**WORK TO COMPLETE**
Your task is to reproduce the material exactly.

**MATERIAL**

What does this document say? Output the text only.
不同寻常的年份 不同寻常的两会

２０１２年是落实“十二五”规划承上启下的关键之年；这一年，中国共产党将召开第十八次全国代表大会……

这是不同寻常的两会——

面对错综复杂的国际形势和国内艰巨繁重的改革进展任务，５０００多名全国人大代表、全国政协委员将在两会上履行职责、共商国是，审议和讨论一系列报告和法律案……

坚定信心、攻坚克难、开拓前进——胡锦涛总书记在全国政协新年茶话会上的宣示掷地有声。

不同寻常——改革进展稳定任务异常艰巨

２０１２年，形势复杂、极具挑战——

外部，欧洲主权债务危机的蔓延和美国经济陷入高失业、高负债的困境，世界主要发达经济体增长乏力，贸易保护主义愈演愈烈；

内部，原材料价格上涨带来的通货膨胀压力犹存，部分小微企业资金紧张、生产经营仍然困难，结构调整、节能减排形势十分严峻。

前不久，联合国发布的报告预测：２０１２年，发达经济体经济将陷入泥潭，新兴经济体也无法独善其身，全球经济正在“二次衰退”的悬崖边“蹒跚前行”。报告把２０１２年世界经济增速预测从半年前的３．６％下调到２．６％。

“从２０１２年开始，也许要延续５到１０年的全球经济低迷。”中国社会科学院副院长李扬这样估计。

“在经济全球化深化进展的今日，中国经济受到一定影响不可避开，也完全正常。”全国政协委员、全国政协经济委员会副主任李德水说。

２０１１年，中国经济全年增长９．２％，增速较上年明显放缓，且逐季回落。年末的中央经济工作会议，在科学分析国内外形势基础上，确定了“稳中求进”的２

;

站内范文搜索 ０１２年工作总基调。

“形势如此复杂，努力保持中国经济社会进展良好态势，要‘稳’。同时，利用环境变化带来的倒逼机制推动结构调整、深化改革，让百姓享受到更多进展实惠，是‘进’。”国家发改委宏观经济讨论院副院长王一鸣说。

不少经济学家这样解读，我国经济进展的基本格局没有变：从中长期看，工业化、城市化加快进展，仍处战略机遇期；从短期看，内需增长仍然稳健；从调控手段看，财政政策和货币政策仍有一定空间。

**THE REPLY**
What does this document say? Output the text only.
不同寻常的年份 不同寻常的两会

２０１２年是落实“十二五”规划承上启下的关键之年；这一年，中国共产党将召开第十八次全国代表大会……

这是不同寻常的两会——

面对错综复杂的国际形势和国内艰巨繁重的改革进展任务，５０００多名全国人大代表、全国政协委员将在两会上履行职责、共商国是，审议和讨论一系列报告和法律案……

坚定信心、攻坚克难、开拓前进——胡锦涛总书记在全国政协新年茶话会上的宣示掷地有声。

不同寻常——改革进展稳定任务异常艰巨

２０１２年，形势复杂、极具挑战——

外部，欧洲主权债务危机的蔓延和美国经济陷入高失业、高负债的困境，世界主要发达经济体增长乏力，贸易保护主义愈演愈烈；

内部，原材料价格上涨带来的通货膨胀压力犹存，部分小微企业资金紧张、生产经营仍然困难，结构调整、节能减排形势十分严峻。

前不久，联合国发布的报告预测：２０１２年，发达经济体经济将陷入泥潭，新兴经济体也无法独善其身，全球经济正在“二次衰退”的悬崖边“蹒跚前行”。报告把２０１２年世界经济增速预测从半年前的３．６％下调到２．６％。

“从２０１２年开始，也许要延续５到１０年的全球经济低迷。”中国社会科学院副院长李扬这样估计。

“在经济全球化深化进展的今日，中国经济受到一定影响不可避开，也完全正常。”全国政协委员、全国政协经济委员会副主任李德水说。

２０１１年，中国经济全年增长９．２％，增速较上年明显放缓，且逐季回落。年末的中央经济工作会议，在科学分析国内外形势基础上，确定了“稳中求进”的２

;

站内范文搜索 ０１２年工作总基调。

“形势如此复杂，努力保持中国经济社会进展良好态势，要‘稳’。同时，利用环境变化带来的倒逼机制推动结构调整、深化改革，让百姓享受到更多进展实惠，是‘进’。”国家发改委宏观经济讨论院副院长王一鸣说。

不少经济学家这样解读，我国经济进展的基本格局没有变：从中长期看，工业化、城市化加快进展，仍处战略机遇期；从短期看，内需增长仍然稳健；从调控手段看，财政政策和货币政策仍有一定空间。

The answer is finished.